▶ **WRITTEN EXERCISE**: Transcribe the whole listing without a single picture.

◇ ◇ ◇

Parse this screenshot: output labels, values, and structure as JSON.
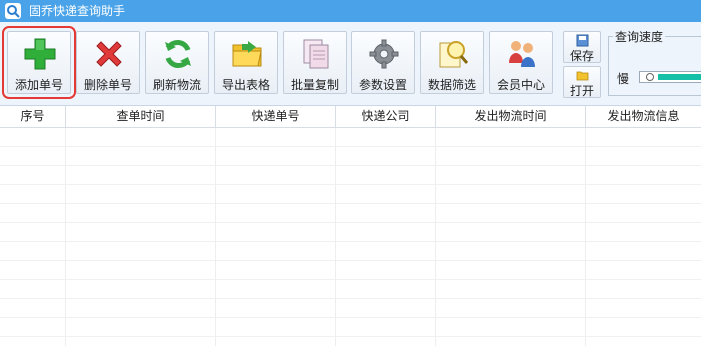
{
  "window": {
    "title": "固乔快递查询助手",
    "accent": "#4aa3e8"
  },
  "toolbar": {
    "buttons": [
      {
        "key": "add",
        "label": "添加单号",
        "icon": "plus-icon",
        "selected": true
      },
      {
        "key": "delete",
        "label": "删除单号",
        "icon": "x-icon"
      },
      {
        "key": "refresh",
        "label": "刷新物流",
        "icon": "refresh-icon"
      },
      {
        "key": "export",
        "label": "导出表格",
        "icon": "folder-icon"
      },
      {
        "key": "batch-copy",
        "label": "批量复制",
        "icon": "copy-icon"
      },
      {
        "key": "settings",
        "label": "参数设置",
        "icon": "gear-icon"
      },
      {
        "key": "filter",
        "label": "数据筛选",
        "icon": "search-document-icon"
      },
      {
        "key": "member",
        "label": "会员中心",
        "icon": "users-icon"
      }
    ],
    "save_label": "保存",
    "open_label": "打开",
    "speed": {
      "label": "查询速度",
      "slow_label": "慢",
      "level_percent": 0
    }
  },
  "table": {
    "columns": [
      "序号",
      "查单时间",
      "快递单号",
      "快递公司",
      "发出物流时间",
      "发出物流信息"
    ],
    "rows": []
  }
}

◇ ◇ ◇

▶ **THE ANSWER**:
Parse this screenshot: output labels, values, and structure as JSON.
{
  "window": {
    "title": "固乔快递查询助手",
    "accent": "#4aa3e8"
  },
  "toolbar": {
    "buttons": [
      {
        "key": "add",
        "label": "添加单号",
        "icon": "plus-icon",
        "selected": true
      },
      {
        "key": "delete",
        "label": "删除单号",
        "icon": "x-icon"
      },
      {
        "key": "refresh",
        "label": "刷新物流",
        "icon": "refresh-icon"
      },
      {
        "key": "export",
        "label": "导出表格",
        "icon": "folder-icon"
      },
      {
        "key": "batch-copy",
        "label": "批量复制",
        "icon": "copy-icon"
      },
      {
        "key": "settings",
        "label": "参数设置",
        "icon": "gear-icon"
      },
      {
        "key": "filter",
        "label": "数据筛选",
        "icon": "search-document-icon"
      },
      {
        "key": "member",
        "label": "会员中心",
        "icon": "users-icon"
      }
    ],
    "save_label": "保存",
    "open_label": "打开",
    "speed": {
      "label": "查询速度",
      "slow_label": "慢",
      "level_percent": 0
    }
  },
  "table": {
    "columns": [
      "序号",
      "查单时间",
      "快递单号",
      "快递公司",
      "发出物流时间",
      "发出物流信息"
    ],
    "rows": []
  }
}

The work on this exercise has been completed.